**Stated exercise:** Rewrite every line of the material below as a numbered list, omitting blank lines. Leave the pictures out of your answer.

[Stored items]
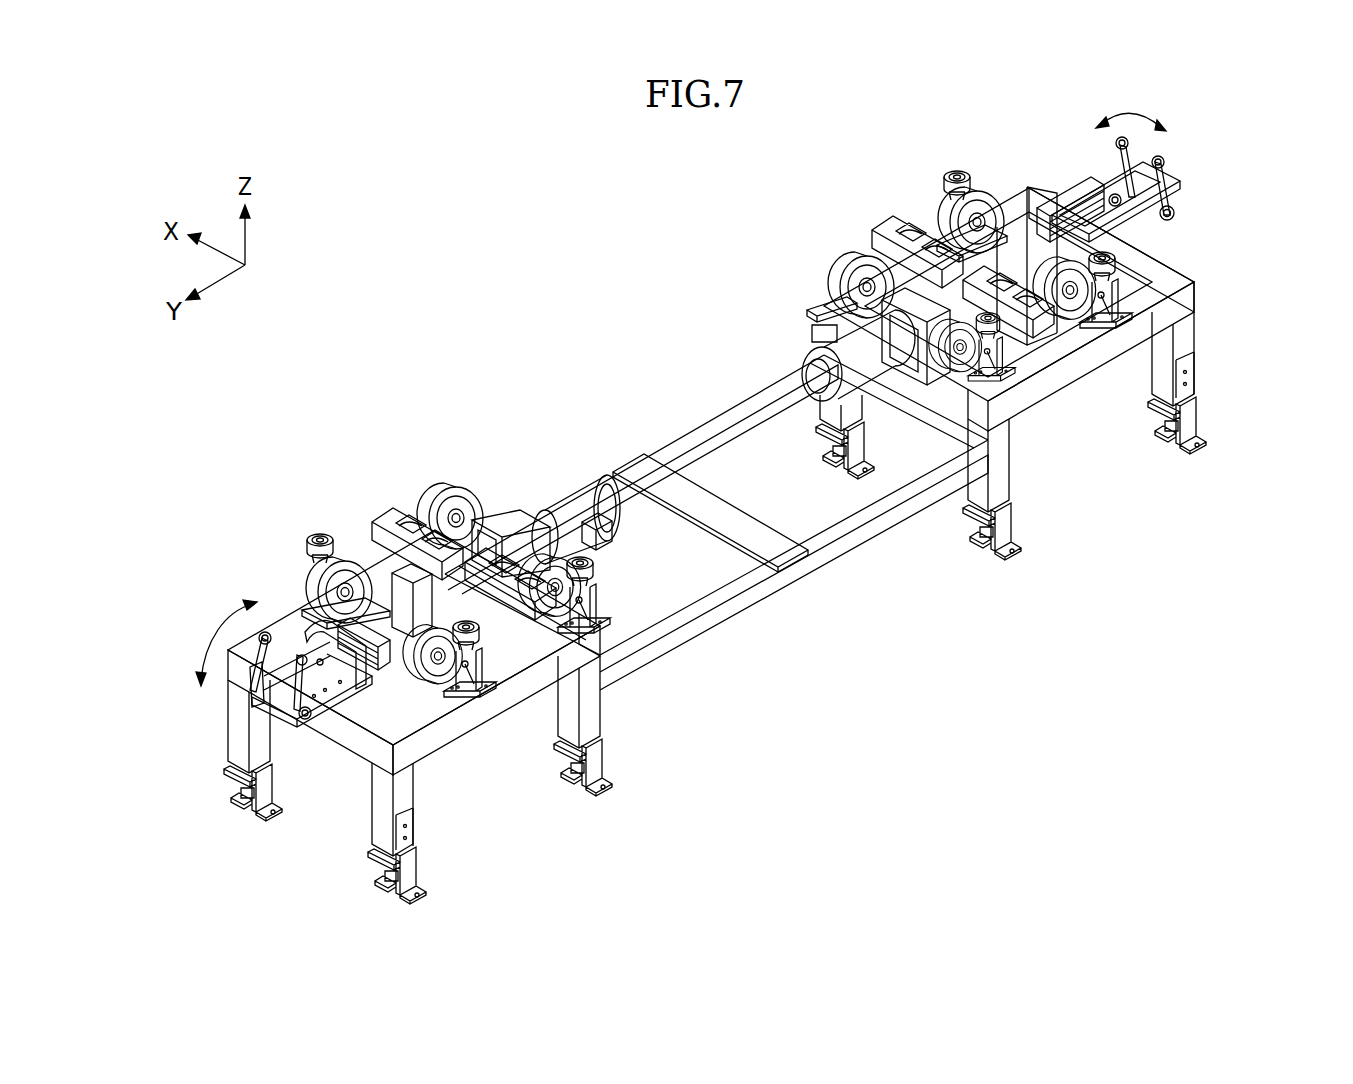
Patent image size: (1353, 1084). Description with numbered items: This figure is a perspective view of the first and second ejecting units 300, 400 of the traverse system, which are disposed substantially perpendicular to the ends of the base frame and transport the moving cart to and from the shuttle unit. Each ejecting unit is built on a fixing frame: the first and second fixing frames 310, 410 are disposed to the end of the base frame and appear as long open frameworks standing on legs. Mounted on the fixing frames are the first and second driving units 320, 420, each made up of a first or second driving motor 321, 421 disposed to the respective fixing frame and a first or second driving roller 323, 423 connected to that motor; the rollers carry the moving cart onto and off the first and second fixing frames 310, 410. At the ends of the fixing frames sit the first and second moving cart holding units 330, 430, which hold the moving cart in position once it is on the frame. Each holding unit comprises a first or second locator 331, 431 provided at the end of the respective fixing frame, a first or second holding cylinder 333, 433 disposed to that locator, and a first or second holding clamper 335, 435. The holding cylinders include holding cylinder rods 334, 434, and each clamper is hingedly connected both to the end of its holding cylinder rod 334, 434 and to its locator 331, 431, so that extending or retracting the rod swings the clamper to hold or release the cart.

The first ejecting unit 300 is at (697, 496).
The second ejecting unit 400 is at (642, 333).
The first fixing frame 310 is at (715, 545).
The second fixing frame 410 is at (773, 587).
The first driving unit 320 is at (678, 419).
The second driving unit 420 is at (543, 348).
The first driving motor 321 is at (711, 386).
The second driving motor 421 is at (573, 497).
The first driving roller 323 is at (653, 356).
The second driving roller 423 is at (447, 503).
The first moving cart holding unit 330 is at (697, 463).
The second moving cart holding unit 430 is at (300, 728).
The first locator 331 is at (779, 500).
The second locator 431 is at (337, 690).
The first holding cylinder 333 is at (637, 363).
The second holding cylinder 433 is at (300, 593).
The holding cylinder rod 334 is at (706, 434).
The holding cylinder rod 434 is at (347, 672).
The first holding clamper 335 is at (674, 431).
The second holding clamper 435 is at (268, 680).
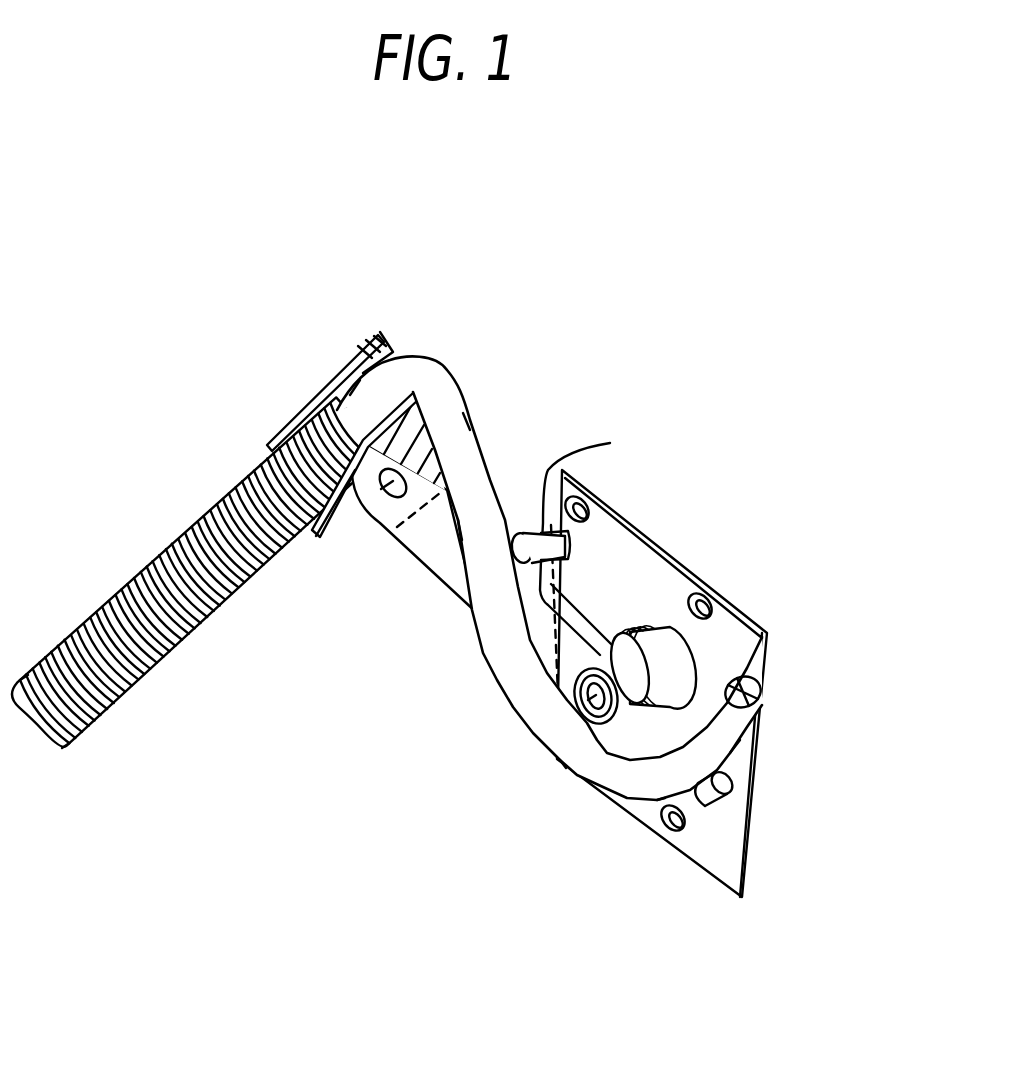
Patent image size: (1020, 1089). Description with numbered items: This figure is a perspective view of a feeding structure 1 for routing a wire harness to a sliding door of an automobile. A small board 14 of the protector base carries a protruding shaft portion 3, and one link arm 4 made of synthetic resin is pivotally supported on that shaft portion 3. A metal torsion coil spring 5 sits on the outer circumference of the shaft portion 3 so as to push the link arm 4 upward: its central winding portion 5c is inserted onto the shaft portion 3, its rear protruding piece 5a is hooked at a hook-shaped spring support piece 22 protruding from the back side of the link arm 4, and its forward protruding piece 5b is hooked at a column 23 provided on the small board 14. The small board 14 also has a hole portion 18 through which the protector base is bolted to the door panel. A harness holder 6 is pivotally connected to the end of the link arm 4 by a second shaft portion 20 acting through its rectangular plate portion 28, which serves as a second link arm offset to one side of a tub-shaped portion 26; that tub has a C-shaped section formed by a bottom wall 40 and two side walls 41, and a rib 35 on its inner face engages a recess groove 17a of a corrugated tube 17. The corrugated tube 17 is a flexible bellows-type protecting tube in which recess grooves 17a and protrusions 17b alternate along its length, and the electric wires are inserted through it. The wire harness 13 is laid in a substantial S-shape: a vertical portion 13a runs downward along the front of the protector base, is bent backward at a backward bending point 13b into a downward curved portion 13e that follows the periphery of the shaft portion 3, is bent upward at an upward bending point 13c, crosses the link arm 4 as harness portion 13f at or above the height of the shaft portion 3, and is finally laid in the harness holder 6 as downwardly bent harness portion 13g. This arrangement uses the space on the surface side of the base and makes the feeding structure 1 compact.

The feeding structure 1 is at (598, 291).
The shaft portion 3 is at (590, 707).
The link arm 4 is at (411, 559).
The torsion coil spring 5 is at (681, 627).
The protruding piece 5a is at (580, 588).
The protruding piece 5b is at (767, 637).
The winding portion 5c is at (640, 622).
The harness holder 6 is at (349, 433).
The wire harness 13 is at (603, 565).
The vertical portion 13a is at (740, 733).
The backward bending point 13b is at (667, 773).
The upward bending point 13c is at (432, 373).
The downward curved portion 13e is at (573, 763).
The harness portion 13f is at (473, 542).
The harness portion 13g is at (388, 390).
The small board 14 is at (659, 730).
The corrugated tube 17 is at (220, 625).
The recess grooves 17a is at (82, 734).
The protrusions 17b is at (77, 748).
The hole portion 18 is at (657, 840).
The shaft portion 20 is at (390, 500).
The spring support piece 22 is at (598, 533).
The column 23 is at (735, 796).
The tub-shaped portion 26 is at (348, 512).
The plate portion 28 is at (460, 443).
The rib 35 is at (350, 343).
The bottom wall 40 is at (387, 350).
The side walls 41 is at (322, 372).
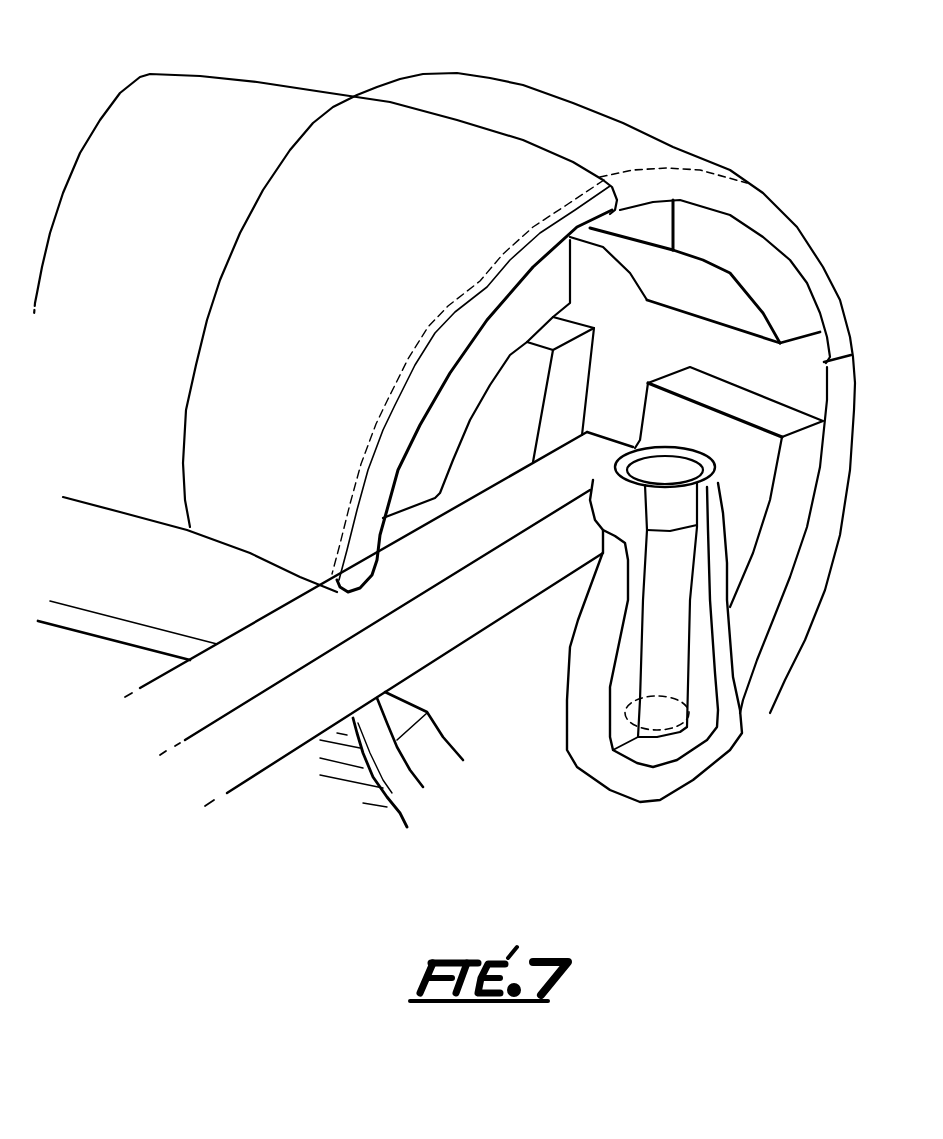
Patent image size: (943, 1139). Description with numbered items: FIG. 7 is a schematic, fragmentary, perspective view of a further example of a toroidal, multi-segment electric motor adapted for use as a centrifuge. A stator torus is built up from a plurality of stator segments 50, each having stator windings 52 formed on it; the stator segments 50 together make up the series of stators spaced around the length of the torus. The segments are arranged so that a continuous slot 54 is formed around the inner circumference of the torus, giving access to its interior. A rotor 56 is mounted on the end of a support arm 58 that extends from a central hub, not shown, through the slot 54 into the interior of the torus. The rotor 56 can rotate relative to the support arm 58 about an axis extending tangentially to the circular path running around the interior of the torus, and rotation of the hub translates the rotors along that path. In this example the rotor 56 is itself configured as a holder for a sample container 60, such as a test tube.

**Final result:**
1. Patent image size: (1353, 1084). Description with numbered items: This figure is a perspective view of the first and second ejecting units 300, 400 of the traverse system, which are disposed substantially perpendicular to the ends of the base frame and transport the moving cart to and from the shuttle unit. Each ejecting unit is built on a fixing frame: the first and second fixing frames 310, 410 are disposed to the end of the base frame and appear as long open frameworks standing on legs. Mounted on the fixing frames are the first and second driving units 320, 420, each made up of a first or second driving motor 321, 421 disposed to the respective fixing frame and a first or second driving roller 323, 423 connected to that motor; the rollers carry the moving cart onto and off the first and second fixing frames 310, 410. At the ends of the fixing frames sit the first and second moving cart holding units 330, 430, which hold the moving cart in position once it is on the frame. Each holding unit comprises a first or second locator 331, 431 provided at the end of the respective fixing frame, a first or second holding cylinder 333, 433 disposed to that locator, and a first or second holding clamper 335, 435. The holding cylinders include holding cylinder rods 334, 434, and each clamper is hingedly connected both to the end of its holding cylinder rod 334, 434 and to its locator 331, 431, so that extending or retracting the rod swings the clamper to hold or release the cart.
2. The first ejecting unit 300 is at (697, 496).
3. The second ejecting unit 400 is at (642, 333).
4. The first fixing frame 310 is at (715, 545).
5. The second fixing frame 410 is at (773, 587).
6. The first driving unit 320 is at (678, 419).
7. The second driving unit 420 is at (543, 348).
8. The first driving motor 321 is at (711, 386).
9. The second driving motor 421 is at (573, 497).
10. The first driving roller 323 is at (653, 356).
11. The second driving roller 423 is at (447, 503).
12. The first moving cart holding unit 330 is at (697, 463).
13. The second moving cart holding unit 430 is at (300, 728).
14. The first locator 331 is at (779, 500).
15. The second locator 431 is at (337, 690).
16. The first holding cylinder 333 is at (637, 363).
17. The second holding cylinder 433 is at (300, 593).
18. The holding cylinder rod 334 is at (706, 434).
19. The holding cylinder rod 434 is at (347, 672).
20. The first holding clamper 335 is at (674, 431).
21. The second holding clamper 435 is at (268, 680).
22. Patent image size: (1020, 1089). Description with numbered items: This figure is a perspective view of a feeding structure 1 for routing a wire harness to a sliding door of an automobile. A small board 14 of the protector base carries a protruding shaft portion 3, and one link arm 4 made of synthetic resin is pivotally supported on that shaft portion 3. A metal torsion coil spring 5 sits on the outer circumference of the shaft portion 3 so as to push the link arm 4 upward: its central winding portion 5c is inserted onto the shaft portion 3, its rear protruding piece 5a is hooked at a hook-shaped spring support piece 22 protruding from the back side of the link arm 4, and its forward protruding piece 5b is hooked at a column 23 provided on the small board 14. The small board 14 also has a hole portion 18 through which the protector base is bolted to the door panel. A harness holder 6 is pivotally connected to the end of the link arm 4 by a second shaft portion 20 acting through its rectangular plate portion 28, which serves as a second link arm offset to one side of a tub-shaped portion 26; that tub has a C-shaped section formed by a bottom wall 40 and two side walls 41, and a rib 35 on its inner face engages a recess groove 17a of a corrugated tube 17. The corrugated tube 17 is a flexible bellows-type protecting tube in which recess grooves 17a and protrusions 17b alternate along its length, and the electric wires are inserted through it. The wire harness 13 is laid in a substantial S-shape: a vertical portion 13a runs downward along the front of the protector base, is bent backward at a backward bending point 13b into a downward curved portion 13e that follows the periphery of the shaft portion 3, is bent upward at an upward bending point 13c, crosses the link arm 4 as harness portion 13f at or above the height of the shaft portion 3, and is finally laid in the harness holder 6 as downwardly bent harness portion 13g. This arrangement uses the space on the surface side of the base and makes the feeding structure 1 compact.
23. The feeding structure 1 is at (598, 291).
24. The shaft portion 3 is at (590, 707).
25. The link arm 4 is at (411, 559).
26. The torsion coil spring 5 is at (681, 627).
27. The protruding piece 5a is at (580, 588).
28. The protruding piece 5b is at (767, 637).
29. The winding portion 5c is at (640, 622).
30. The harness holder 6 is at (349, 433).
31. The wire harness 13 is at (603, 565).
32. The vertical portion 13a is at (740, 733).
33. The backward bending point 13b is at (667, 773).
34. The upward bending point 13c is at (432, 373).
35. The downward curved portion 13e is at (573, 763).
36. The harness portion 13f is at (473, 542).
37. The harness portion 13g is at (388, 390).
38. The small board 14 is at (659, 730).
39. The corrugated tube 17 is at (220, 625).
40. The recess grooves 17a is at (82, 734).
41. The protrusions 17b is at (77, 748).
42. The hole portion 18 is at (657, 840).
43. The shaft portion 20 is at (390, 500).
44. The spring support piece 22 is at (598, 533).
45. The column 23 is at (735, 796).
46. The tub-shaped portion 26 is at (348, 512).
47. The plate portion 28 is at (460, 443).
48. The rib 35 is at (350, 343).
49. The bottom wall 40 is at (387, 350).
50. The side walls 41 is at (322, 372).
51. Patent image size: (943, 1139). Description with numbered items: FIG. 7 is a schematic, fragmentary, perspective view of a further example of a toroidal, multi-segment electric motor adapted for use as a centrifuge. A stator torus is built up from a plurality of stator segments 50, each having stator windings 52 formed on it; the stator segments 50 together make up the series of stators spaced around the length of the torus. The segments are arranged so that a continuous slot 54 is formed around the inner circumference of the torus, giving access to its interior. A rotor 56 is mounted on the end of a support arm 58 that extends from a central hub, not shown, through the slot 54 into the interior of the torus. The rotor 56 can rotate relative to the support arm 58 about an axis extending tangentially to the circular path running around the interior of the torus, and rotation of the hub translates the rotors along that path. In this example the rotor 56 is itself configured as a holder for a sample container 60, such as a test tube.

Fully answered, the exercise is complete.